DATA FOR THE TASK:

-=-=-

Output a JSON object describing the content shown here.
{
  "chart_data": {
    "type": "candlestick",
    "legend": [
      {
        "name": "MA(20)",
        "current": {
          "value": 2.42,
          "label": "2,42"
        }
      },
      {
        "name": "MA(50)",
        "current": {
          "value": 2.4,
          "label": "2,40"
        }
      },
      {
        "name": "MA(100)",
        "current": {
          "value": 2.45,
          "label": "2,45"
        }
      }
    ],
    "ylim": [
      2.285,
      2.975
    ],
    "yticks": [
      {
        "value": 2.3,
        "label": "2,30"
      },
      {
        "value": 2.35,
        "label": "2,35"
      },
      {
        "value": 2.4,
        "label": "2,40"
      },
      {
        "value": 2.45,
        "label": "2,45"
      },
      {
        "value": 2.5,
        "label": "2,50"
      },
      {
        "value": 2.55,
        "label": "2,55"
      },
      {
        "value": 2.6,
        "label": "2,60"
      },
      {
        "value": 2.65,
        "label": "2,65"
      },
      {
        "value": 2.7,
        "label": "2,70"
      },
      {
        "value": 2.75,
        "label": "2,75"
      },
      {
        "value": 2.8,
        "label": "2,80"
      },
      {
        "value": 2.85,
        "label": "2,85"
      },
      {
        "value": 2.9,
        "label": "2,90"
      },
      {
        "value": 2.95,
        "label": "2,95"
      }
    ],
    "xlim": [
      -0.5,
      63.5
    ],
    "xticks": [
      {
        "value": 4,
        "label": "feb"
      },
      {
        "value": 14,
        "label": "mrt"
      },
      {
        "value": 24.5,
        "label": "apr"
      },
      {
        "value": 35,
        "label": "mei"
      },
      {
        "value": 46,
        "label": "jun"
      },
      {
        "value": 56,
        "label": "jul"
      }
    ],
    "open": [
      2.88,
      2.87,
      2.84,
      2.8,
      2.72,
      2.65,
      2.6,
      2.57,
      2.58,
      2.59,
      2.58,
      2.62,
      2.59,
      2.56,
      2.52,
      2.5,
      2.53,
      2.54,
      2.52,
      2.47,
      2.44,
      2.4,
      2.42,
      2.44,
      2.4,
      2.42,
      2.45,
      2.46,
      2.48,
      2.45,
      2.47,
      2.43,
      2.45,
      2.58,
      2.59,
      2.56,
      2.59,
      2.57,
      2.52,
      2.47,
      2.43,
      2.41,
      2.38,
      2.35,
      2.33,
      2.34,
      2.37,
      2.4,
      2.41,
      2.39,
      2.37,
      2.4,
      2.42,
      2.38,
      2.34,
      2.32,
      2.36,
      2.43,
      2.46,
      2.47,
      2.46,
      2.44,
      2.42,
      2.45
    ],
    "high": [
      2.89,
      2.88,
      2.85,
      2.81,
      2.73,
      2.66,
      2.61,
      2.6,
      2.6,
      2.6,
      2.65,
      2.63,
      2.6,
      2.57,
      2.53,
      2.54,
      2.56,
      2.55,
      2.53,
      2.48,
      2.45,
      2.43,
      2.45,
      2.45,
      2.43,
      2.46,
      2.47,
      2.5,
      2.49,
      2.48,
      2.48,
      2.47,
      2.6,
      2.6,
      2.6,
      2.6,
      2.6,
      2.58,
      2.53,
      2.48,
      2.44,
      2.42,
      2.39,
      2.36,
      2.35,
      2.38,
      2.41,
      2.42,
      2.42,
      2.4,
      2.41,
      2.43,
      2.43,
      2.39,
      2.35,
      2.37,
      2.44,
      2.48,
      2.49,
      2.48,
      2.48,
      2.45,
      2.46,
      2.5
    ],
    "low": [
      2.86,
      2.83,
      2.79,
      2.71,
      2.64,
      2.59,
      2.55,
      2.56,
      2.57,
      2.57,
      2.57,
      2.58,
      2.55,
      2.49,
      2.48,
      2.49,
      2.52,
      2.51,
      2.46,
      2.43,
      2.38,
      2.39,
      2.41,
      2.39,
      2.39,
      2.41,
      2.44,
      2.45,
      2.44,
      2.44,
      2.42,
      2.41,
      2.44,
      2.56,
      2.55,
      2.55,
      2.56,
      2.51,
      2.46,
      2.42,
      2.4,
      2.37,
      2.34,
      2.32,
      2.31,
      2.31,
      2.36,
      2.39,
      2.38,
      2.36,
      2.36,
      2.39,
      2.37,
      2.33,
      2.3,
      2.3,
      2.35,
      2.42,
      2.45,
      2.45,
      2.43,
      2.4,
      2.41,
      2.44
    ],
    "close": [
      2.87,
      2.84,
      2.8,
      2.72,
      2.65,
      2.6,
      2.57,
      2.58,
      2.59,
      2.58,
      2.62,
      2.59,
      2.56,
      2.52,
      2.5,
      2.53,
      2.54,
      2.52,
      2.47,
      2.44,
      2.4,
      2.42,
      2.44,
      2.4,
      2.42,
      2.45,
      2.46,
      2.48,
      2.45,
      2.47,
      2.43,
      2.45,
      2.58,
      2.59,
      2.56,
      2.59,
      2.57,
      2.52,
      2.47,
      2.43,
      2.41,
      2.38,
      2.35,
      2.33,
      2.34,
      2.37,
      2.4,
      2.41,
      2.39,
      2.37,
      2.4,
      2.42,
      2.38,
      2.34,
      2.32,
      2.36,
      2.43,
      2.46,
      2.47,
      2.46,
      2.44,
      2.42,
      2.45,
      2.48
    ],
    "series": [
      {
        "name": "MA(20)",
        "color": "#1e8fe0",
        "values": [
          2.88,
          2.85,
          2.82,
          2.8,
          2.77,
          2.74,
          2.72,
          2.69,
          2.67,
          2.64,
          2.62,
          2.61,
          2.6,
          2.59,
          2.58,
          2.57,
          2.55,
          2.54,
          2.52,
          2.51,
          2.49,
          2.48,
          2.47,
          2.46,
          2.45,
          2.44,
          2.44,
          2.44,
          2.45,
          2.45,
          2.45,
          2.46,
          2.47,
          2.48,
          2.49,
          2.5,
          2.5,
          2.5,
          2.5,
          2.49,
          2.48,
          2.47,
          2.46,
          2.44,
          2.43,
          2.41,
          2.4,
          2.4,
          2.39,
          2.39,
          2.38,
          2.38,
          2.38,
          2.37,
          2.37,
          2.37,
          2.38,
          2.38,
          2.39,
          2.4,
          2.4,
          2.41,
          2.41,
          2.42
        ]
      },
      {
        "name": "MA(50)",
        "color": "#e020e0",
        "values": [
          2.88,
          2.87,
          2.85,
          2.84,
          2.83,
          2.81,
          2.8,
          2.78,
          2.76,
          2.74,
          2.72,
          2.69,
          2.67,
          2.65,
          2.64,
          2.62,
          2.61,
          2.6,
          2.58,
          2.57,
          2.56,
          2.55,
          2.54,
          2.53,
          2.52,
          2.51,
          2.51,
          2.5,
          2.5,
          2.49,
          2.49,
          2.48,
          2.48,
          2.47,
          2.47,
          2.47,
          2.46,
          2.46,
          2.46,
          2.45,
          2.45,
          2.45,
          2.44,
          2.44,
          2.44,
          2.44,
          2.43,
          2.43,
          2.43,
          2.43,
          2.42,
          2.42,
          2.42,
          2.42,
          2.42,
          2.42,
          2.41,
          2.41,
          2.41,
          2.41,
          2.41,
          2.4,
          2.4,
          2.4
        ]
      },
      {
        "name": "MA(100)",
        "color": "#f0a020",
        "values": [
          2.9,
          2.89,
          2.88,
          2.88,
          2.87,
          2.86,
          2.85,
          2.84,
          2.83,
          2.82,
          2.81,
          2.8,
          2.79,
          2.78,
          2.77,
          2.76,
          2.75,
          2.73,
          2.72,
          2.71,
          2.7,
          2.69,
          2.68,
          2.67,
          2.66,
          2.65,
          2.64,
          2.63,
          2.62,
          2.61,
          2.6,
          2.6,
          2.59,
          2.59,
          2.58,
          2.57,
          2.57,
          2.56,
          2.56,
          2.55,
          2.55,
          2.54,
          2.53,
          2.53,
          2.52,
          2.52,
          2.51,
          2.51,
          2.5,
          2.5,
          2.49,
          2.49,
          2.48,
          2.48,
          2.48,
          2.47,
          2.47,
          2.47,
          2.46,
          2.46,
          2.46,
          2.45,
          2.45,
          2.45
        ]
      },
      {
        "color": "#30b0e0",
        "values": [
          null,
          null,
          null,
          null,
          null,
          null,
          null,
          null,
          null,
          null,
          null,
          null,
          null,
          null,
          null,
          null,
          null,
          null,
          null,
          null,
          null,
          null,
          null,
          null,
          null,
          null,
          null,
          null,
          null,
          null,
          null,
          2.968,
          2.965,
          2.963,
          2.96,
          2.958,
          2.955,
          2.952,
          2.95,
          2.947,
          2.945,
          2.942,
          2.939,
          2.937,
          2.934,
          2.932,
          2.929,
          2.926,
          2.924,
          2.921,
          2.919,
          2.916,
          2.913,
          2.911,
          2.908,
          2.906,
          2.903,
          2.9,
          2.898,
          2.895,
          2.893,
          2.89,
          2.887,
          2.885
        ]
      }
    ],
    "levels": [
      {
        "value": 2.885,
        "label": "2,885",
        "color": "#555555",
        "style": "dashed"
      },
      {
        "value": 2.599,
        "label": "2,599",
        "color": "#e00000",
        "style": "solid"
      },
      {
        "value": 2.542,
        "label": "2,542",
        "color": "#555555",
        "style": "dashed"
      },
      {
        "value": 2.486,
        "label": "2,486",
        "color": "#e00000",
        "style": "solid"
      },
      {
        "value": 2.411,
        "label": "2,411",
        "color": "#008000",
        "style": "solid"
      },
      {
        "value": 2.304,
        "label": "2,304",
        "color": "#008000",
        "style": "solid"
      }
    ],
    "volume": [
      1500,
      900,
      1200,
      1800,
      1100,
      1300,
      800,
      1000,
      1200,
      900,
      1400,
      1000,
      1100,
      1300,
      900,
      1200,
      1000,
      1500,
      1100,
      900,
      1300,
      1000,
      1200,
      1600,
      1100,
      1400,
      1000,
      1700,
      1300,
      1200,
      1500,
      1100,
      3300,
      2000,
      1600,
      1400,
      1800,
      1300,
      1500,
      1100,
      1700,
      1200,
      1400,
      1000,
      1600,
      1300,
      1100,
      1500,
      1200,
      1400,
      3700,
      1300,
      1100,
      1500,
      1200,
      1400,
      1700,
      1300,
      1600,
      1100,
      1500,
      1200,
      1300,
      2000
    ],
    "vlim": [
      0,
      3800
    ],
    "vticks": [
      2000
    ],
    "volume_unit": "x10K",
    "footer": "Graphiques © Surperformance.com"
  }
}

-=-=-

TASK PROMPT: Filter the data for the string "color" and copy every line that has it.

CORRECT RESPONSE:
        "color": "#1e8fe0",
        "color": "#e020e0",
        "color": "#f0a020",
        "color": "#30b0e0",
        "color": "#555555",
        "color": "#e00000",
        "color": "#555555",
        "color": "#e00000",
        "color": "#008000",
        "color": "#008000",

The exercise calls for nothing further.